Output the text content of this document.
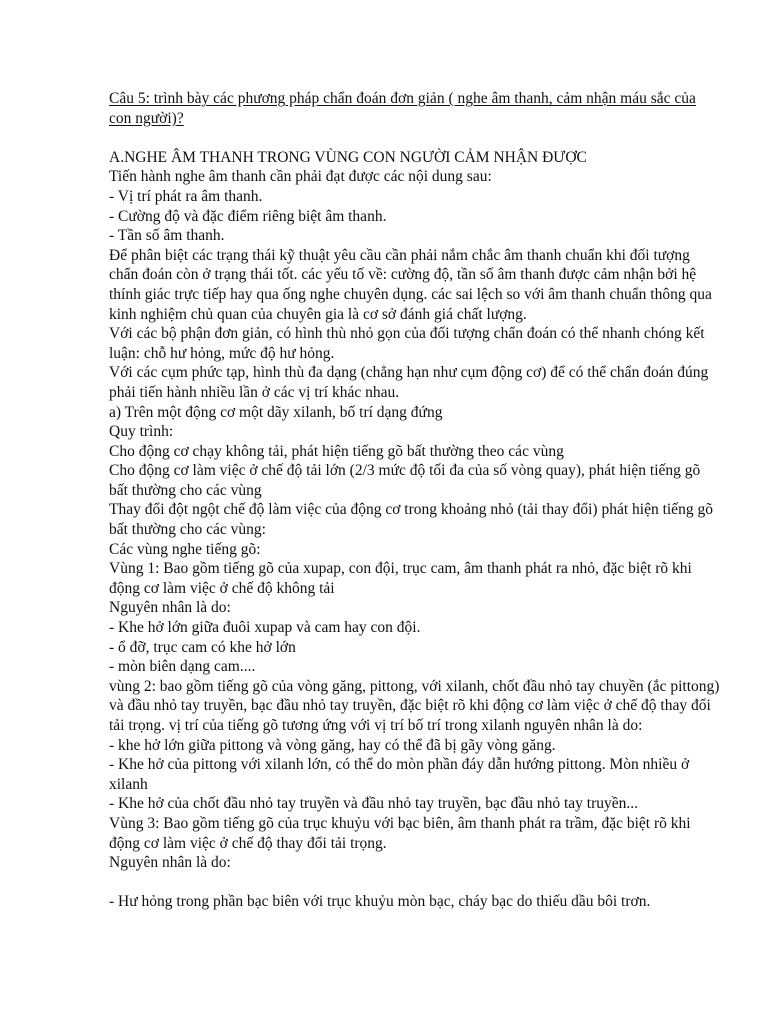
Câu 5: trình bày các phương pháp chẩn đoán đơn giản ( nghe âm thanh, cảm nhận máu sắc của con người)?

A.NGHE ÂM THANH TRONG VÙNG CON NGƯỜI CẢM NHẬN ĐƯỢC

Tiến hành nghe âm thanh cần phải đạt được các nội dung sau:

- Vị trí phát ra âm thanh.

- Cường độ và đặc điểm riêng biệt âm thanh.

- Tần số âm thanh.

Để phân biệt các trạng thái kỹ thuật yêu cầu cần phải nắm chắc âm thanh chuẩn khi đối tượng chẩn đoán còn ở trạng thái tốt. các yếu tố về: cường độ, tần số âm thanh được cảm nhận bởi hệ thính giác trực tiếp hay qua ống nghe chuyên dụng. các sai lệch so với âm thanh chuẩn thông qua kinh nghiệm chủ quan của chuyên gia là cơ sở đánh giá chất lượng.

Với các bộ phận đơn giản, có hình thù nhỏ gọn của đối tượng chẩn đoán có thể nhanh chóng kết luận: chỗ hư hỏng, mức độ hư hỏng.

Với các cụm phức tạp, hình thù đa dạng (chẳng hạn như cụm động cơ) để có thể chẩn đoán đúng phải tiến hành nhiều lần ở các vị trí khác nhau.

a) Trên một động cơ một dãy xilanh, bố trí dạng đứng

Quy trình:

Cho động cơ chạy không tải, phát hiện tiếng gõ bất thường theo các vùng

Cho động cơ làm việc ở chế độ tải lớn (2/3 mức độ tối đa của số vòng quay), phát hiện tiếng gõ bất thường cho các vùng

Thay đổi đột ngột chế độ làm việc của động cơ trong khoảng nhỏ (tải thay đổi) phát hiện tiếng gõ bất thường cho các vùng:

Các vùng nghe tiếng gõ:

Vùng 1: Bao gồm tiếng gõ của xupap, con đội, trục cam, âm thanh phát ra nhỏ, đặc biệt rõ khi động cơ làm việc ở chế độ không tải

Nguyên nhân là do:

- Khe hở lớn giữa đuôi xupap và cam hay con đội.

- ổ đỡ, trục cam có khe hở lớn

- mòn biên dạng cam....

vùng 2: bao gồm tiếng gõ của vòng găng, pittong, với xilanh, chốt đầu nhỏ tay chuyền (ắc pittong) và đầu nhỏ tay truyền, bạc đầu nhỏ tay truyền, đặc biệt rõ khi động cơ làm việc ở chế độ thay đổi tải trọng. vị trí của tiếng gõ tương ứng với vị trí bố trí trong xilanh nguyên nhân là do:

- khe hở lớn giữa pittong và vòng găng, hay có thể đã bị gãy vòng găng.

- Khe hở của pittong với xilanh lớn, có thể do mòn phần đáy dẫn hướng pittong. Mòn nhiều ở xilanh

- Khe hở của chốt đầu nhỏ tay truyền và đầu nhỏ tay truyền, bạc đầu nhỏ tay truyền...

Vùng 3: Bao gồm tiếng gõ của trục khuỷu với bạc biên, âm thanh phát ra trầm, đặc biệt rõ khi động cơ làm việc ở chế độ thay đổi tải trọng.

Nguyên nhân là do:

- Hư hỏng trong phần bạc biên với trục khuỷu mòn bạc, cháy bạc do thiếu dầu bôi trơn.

════════════════

Your instructions:
Copy out all the entries exactly. Images stay out of the copy.

Correct output:
Output the text content of this document.
Câu 5: trình bày các phương pháp chẩn đoán đơn giản ( nghe âm thanh, cảm nhận máu sắc của con người)?

A.NGHE ÂM THANH TRONG VÙNG CON NGƯỜI CẢM NHẬN ĐƯỢC

Tiến hành nghe âm thanh cần phải đạt được các nội dung sau:

- Vị trí phát ra âm thanh.

- Cường độ và đặc điểm riêng biệt âm thanh.

- Tần số âm thanh.

Để phân biệt các trạng thái kỹ thuật yêu cầu cần phải nắm chắc âm thanh chuẩn khi đối tượng chẩn đoán còn ở trạng thái tốt. các yếu tố về: cường độ, tần số âm thanh được cảm nhận bởi hệ thính giác trực tiếp hay qua ống nghe chuyên dụng. các sai lệch so với âm thanh chuẩn thông qua kinh nghiệm chủ quan của chuyên gia là cơ sở đánh giá chất lượng.

Với các bộ phận đơn giản, có hình thù nhỏ gọn của đối tượng chẩn đoán có thể nhanh chóng kết luận: chỗ hư hỏng, mức độ hư hỏng.

Với các cụm phức tạp, hình thù đa dạng (chẳng hạn như cụm động cơ) để có thể chẩn đoán đúng phải tiến hành nhiều lần ở các vị trí khác nhau.

a) Trên một động cơ một dãy xilanh, bố trí dạng đứng

Quy trình:

Cho động cơ chạy không tải, phát hiện tiếng gõ bất thường theo các vùng

Cho động cơ làm việc ở chế độ tải lớn (2/3 mức độ tối đa của số vòng quay), phát hiện tiếng gõ bất thường cho các vùng

Thay đổi đột ngột chế độ làm việc của động cơ trong khoảng nhỏ (tải thay đổi) phát hiện tiếng gõ bất thường cho các vùng:

Các vùng nghe tiếng gõ:

Vùng 1: Bao gồm tiếng gõ của xupap, con đội, trục cam, âm thanh phát ra nhỏ, đặc biệt rõ khi động cơ làm việc ở chế độ không tải

Nguyên nhân là do:

- Khe hở lớn giữa đuôi xupap và cam hay con đội.

- ổ đỡ, trục cam có khe hở lớn

- mòn biên dạng cam....

vùng 2: bao gồm tiếng gõ của vòng găng, pittong, với xilanh, chốt đầu nhỏ tay chuyền (ắc pittong) và đầu nhỏ tay truyền, bạc đầu nhỏ tay truyền, đặc biệt rõ khi động cơ làm việc ở chế độ thay đổi tải trọng. vị trí của tiếng gõ tương ứng với vị trí bố trí trong xilanh nguyên nhân là do:

- khe hở lớn giữa pittong và vòng găng, hay có thể đã bị gãy vòng găng.

- Khe hở của pittong với xilanh lớn, có thể do mòn phần đáy dẫn hướng pittong. Mòn nhiều ở xilanh

- Khe hở của chốt đầu nhỏ tay truyền và đầu nhỏ tay truyền, bạc đầu nhỏ tay truyền...

Vùng 3: Bao gồm tiếng gõ của trục khuỷu với bạc biên, âm thanh phát ra trầm, đặc biệt rõ khi động cơ làm việc ở chế độ thay đổi tải trọng.

Nguyên nhân là do:

- Hư hỏng trong phần bạc biên với trục khuỷu mòn bạc, cháy bạc do thiếu dầu bôi trơn.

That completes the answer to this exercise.